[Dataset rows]
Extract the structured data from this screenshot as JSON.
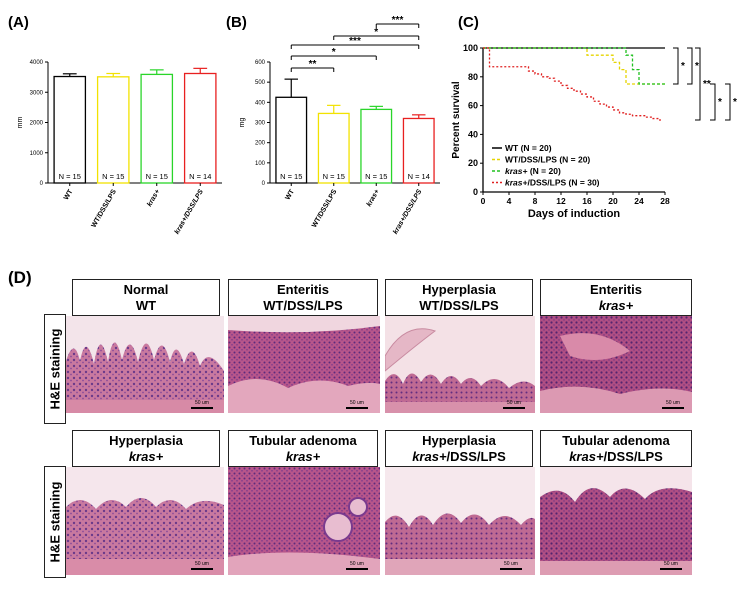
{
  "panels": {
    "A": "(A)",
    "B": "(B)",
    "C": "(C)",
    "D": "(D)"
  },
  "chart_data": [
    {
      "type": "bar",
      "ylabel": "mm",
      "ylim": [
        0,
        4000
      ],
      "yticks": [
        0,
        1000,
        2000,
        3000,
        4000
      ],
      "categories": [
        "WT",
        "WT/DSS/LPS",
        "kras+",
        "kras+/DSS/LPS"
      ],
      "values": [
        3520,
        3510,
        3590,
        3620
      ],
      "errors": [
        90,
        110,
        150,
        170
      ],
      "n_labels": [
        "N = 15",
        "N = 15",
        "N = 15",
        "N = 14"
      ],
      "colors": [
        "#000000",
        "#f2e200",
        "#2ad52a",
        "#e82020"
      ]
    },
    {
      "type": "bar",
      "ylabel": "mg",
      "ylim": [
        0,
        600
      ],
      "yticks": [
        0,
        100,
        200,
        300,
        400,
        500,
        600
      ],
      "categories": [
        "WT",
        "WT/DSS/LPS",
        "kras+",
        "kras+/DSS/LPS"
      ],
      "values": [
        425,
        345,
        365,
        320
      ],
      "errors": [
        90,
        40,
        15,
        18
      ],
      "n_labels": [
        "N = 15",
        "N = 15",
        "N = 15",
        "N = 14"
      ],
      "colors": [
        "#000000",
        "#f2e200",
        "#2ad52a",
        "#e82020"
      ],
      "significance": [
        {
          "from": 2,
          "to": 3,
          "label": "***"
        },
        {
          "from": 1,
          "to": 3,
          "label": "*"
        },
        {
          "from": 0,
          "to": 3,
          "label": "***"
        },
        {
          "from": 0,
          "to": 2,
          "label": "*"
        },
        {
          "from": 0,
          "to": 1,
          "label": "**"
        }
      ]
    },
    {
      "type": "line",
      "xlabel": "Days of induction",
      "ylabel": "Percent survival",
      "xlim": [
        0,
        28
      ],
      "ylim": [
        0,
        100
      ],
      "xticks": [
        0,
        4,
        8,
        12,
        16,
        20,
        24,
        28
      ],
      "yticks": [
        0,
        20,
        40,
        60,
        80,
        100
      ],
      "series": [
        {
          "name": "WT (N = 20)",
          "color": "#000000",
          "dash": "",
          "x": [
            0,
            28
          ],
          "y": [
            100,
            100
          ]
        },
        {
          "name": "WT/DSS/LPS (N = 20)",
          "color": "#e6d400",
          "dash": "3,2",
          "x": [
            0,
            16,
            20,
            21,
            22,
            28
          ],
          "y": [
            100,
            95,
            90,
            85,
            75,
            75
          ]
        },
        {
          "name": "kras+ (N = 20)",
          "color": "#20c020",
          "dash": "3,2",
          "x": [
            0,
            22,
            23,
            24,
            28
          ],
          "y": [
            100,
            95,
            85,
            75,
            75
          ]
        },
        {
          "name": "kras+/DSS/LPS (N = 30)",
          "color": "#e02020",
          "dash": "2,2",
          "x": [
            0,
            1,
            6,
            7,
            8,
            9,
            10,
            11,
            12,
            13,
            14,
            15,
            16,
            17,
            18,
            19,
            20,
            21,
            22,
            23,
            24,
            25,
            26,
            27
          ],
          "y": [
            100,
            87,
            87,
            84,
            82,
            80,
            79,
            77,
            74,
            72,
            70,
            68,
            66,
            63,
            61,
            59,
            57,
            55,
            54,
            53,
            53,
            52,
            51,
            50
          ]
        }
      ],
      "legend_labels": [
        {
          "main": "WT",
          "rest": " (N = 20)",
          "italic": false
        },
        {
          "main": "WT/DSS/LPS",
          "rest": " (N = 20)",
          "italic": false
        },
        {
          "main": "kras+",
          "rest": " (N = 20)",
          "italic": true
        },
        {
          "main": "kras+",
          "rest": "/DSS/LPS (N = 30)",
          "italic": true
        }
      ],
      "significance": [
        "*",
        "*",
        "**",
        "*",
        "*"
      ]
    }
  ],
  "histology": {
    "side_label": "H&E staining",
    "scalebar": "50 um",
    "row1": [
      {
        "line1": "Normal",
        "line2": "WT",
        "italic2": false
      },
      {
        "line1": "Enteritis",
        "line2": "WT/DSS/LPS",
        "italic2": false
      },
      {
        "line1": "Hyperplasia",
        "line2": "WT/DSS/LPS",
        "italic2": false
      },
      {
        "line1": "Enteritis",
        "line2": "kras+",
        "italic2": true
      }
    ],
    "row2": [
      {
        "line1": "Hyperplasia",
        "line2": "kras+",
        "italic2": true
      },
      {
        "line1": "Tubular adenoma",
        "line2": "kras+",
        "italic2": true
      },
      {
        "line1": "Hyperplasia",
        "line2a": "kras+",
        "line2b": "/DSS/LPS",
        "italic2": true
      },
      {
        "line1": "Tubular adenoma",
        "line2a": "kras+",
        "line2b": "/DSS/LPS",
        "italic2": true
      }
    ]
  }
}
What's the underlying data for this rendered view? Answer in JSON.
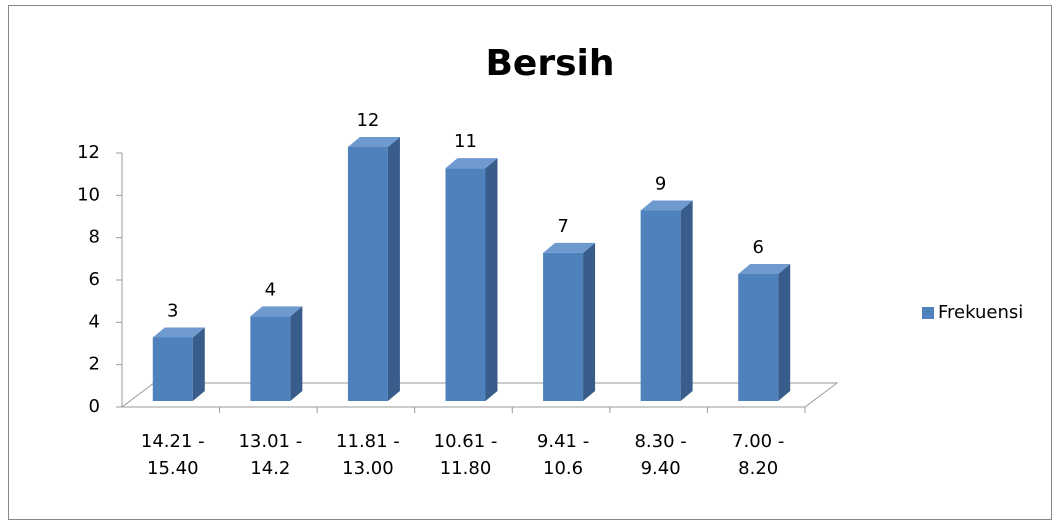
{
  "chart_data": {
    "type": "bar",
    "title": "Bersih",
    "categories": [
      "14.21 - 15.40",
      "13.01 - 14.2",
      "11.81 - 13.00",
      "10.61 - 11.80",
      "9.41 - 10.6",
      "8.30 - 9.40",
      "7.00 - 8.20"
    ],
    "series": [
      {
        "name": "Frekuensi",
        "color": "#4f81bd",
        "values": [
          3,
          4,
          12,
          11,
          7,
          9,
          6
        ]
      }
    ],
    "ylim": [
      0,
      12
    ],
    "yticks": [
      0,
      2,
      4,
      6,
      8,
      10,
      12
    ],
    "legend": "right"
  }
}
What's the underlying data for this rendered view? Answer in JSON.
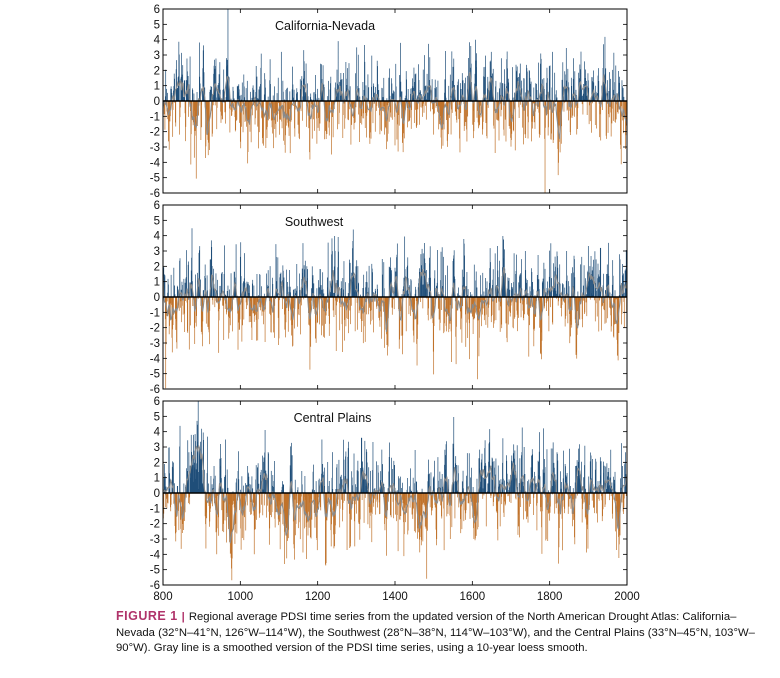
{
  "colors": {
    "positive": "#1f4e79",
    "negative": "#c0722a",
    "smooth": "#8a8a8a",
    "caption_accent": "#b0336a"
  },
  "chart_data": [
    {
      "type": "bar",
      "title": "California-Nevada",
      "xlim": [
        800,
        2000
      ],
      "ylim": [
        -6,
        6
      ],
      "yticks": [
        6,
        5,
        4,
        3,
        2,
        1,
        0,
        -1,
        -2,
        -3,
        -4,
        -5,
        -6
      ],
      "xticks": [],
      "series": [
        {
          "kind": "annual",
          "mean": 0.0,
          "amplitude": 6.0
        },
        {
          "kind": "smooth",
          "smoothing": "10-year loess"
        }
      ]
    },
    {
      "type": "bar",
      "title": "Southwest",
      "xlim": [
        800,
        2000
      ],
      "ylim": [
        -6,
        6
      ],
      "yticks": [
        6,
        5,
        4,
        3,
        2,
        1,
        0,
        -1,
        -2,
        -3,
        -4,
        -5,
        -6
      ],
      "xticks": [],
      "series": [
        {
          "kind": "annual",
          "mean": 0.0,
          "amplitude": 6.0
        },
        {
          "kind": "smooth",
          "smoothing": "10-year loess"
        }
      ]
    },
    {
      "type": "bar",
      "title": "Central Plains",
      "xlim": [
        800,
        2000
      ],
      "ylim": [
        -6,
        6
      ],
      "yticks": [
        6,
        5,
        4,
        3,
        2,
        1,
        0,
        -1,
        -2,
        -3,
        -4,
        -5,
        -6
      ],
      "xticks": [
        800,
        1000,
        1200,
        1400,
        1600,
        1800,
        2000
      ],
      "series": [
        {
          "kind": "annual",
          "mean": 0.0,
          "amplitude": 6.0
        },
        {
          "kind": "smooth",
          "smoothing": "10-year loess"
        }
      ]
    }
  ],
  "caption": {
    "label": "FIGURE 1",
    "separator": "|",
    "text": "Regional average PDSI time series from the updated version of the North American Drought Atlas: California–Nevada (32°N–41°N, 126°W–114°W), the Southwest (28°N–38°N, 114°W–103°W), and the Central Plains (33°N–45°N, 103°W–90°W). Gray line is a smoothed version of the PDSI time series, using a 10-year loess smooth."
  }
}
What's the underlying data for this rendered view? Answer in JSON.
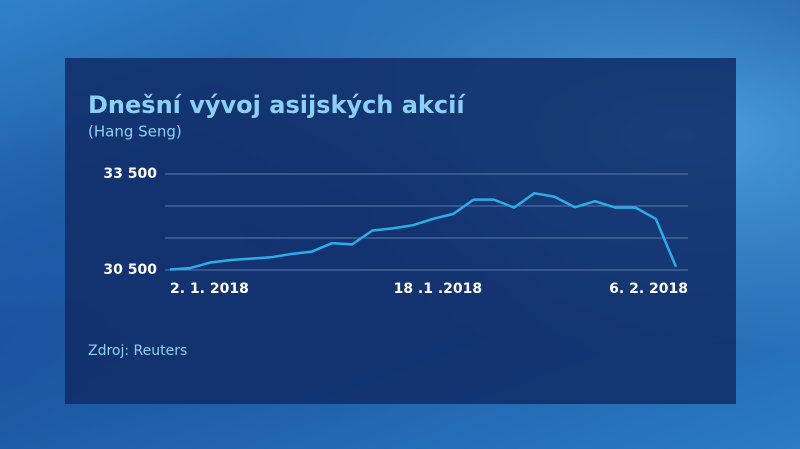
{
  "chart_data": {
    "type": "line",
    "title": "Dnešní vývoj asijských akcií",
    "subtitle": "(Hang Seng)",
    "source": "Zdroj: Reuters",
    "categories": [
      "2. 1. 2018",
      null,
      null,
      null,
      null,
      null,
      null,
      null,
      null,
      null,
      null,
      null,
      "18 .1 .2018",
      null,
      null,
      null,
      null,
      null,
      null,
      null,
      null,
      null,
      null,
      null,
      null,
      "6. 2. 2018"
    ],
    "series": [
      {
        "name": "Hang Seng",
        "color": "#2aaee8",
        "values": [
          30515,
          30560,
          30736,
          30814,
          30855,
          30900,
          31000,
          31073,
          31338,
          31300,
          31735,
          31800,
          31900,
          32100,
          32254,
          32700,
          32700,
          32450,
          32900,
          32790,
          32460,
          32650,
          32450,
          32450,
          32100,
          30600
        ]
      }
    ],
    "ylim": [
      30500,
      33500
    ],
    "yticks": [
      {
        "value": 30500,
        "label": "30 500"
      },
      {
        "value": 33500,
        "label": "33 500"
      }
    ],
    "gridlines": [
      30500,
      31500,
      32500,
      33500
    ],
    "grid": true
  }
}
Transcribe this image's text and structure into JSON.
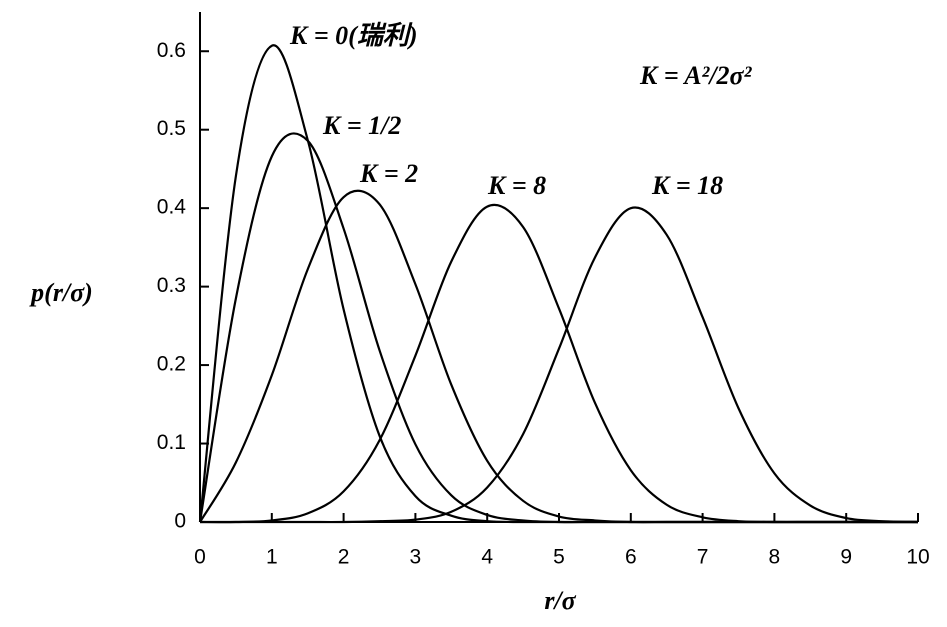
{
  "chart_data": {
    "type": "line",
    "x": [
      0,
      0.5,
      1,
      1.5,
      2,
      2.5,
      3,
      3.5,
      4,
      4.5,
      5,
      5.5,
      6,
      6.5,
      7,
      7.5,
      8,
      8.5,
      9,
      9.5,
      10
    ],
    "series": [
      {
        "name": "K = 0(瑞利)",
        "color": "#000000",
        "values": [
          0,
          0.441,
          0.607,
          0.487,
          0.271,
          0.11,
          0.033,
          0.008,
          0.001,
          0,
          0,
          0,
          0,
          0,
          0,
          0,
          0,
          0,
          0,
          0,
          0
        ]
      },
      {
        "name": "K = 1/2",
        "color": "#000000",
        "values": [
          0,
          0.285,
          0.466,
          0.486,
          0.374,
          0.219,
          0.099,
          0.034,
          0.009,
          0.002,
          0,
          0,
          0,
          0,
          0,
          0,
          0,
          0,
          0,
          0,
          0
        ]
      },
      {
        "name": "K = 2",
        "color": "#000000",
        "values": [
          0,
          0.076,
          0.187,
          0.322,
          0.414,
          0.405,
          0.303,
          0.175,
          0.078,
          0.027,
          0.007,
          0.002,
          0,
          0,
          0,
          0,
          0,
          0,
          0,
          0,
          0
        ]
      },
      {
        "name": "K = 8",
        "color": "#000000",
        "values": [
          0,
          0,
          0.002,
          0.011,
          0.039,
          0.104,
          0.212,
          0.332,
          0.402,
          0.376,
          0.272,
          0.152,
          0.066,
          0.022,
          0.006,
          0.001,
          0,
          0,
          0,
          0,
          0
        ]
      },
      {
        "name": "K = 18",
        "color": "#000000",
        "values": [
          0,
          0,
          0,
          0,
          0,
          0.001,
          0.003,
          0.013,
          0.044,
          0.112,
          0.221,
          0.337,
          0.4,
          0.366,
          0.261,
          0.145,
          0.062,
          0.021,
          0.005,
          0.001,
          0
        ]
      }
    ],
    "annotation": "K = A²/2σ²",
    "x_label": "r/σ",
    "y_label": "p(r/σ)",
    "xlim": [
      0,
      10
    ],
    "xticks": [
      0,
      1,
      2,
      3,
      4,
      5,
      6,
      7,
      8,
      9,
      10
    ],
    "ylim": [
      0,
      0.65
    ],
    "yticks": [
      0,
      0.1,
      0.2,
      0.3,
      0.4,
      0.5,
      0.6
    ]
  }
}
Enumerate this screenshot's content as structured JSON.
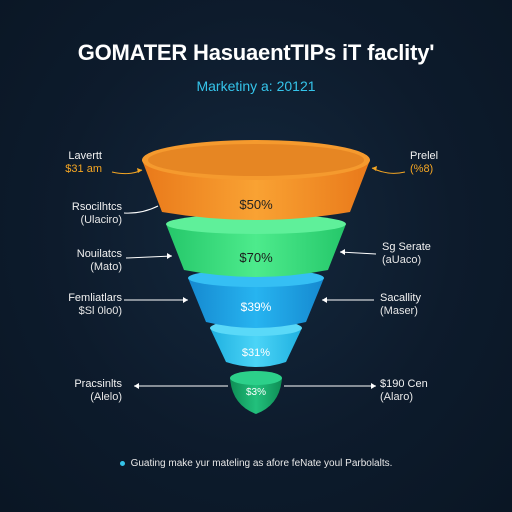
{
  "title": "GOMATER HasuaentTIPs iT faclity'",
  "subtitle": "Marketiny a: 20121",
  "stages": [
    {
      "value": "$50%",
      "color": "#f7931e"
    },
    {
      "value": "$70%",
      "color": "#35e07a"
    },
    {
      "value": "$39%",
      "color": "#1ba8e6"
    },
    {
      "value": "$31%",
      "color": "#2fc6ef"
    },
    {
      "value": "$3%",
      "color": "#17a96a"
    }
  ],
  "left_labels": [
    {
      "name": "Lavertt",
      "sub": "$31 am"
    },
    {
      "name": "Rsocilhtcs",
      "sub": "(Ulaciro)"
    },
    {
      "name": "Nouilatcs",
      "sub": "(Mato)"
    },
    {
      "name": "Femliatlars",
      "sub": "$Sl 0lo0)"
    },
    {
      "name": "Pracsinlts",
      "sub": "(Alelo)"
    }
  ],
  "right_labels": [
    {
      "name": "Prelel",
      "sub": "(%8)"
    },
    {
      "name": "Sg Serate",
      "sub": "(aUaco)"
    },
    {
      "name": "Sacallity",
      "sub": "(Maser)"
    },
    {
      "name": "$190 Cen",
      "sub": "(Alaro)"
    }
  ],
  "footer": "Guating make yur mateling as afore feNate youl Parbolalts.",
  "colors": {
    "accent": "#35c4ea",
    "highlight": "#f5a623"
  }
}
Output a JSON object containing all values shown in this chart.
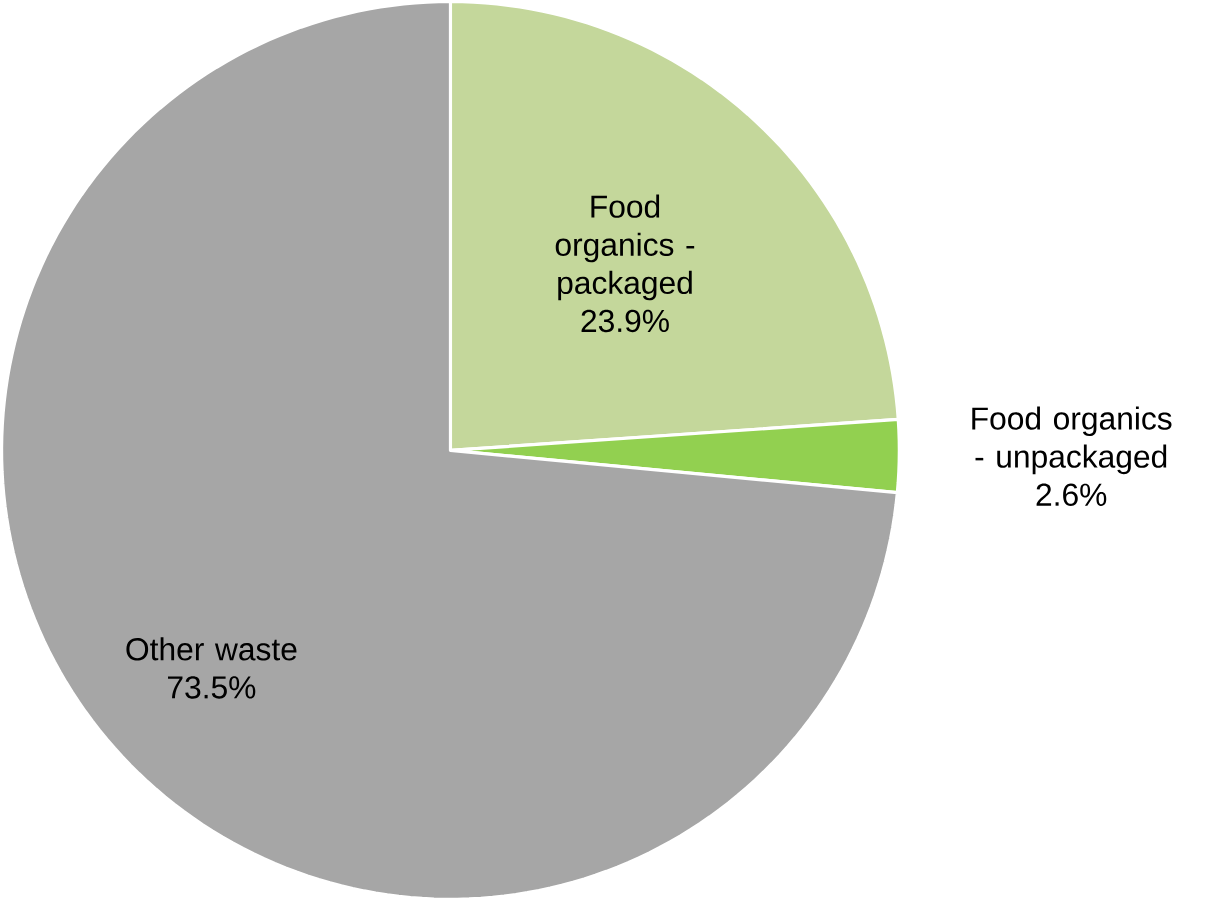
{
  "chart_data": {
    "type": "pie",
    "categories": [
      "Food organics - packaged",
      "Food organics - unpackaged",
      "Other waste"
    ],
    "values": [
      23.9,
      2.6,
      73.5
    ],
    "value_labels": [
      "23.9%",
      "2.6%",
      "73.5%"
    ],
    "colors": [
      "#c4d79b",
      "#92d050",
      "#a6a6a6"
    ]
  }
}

*WHAT THE EXERCISE ASKS*:
Give the number of lines where the string "subtitle" occurs, without any further text.

*RESULT FOR THIS TASK*:
2